Return all entries precisely as they stand, without the images.

::: Input

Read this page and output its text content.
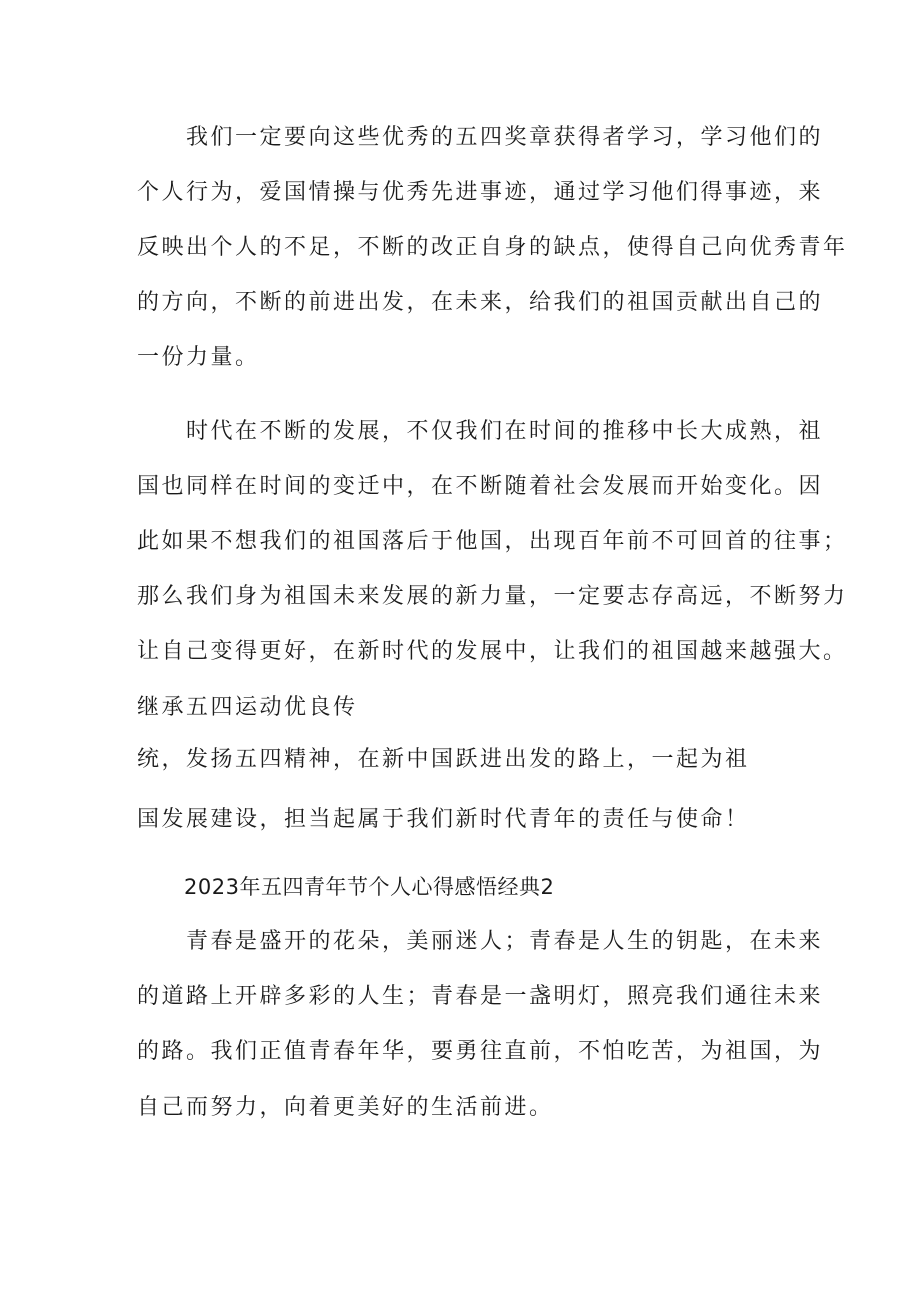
我们一定要向这些优秀的五四奖章获得者学习，学习他们的
个人行为，爱国情操与优秀先进事迹，通过学习他们得事迹，来
反映出个人的不足，不断的改正自身的缺点，使得自己向优秀青年
的方向，不断的前进出发，在未来，给我们的祖国贡献出自己的
一份力量。
时代在不断的发展，不仅我们在时间的推移中长大成熟，祖
国也同样在时间的变迁中，在不断随着社会发展而开始变化。因
此如果不想我们的祖国落后于他国，出现百年前不可回首的往事；
那么我们身为祖国未来发展的新力量，一定要志存高远，不断努力
让自己变得更好，在新时代的发展中，让我们的祖国越来越强大。
继承五四运动优良传
统，发扬五四精神，在新中国跃进出发的路上，一起为祖
国发展建设，担当起属于我们新时代青年的责任与使命！
2023年五四青年节个人心得感悟经典2
青春是盛开的花朵，美丽迷人；青春是人生的钥匙，在未来
的道路上开辟多彩的人生；青春是一盏明灯，照亮我们通往未来
的路。我们正值青春年华，要勇往直前，不怕吃苦，为祖国，为
自己而努力，向着更美好的生活前进。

::::::

* Output of the task *
Read this page and output its text content.
我们一定要向这些优秀的五四奖章获得者学习，学习他们的
个人行为，爱国情操与优秀先进事迹，通过学习他们得事迹，来
反映出个人的不足，不断的改正自身的缺点，使得自己向优秀青年
的方向，不断的前进出发，在未来，给我们的祖国贡献出自己的
一份力量。
时代在不断的发展，不仅我们在时间的推移中长大成熟，祖
国也同样在时间的变迁中，在不断随着社会发展而开始变化。因
此如果不想我们的祖国落后于他国，出现百年前不可回首的往事；
那么我们身为祖国未来发展的新力量，一定要志存高远，不断努力
让自己变得更好，在新时代的发展中，让我们的祖国越来越强大。
继承五四运动优良传
统，发扬五四精神，在新中国跃进出发的路上，一起为祖
国发展建设，担当起属于我们新时代青年的责任与使命！
2023年五四青年节个人心得感悟经典2
青春是盛开的花朵，美丽迷人；青春是人生的钥匙，在未来
的道路上开辟多彩的人生；青春是一盏明灯，照亮我们通往未来
的路。我们正值青春年华，要勇往直前，不怕吃苦，为祖国，为
自己而努力，向着更美好的生活前进。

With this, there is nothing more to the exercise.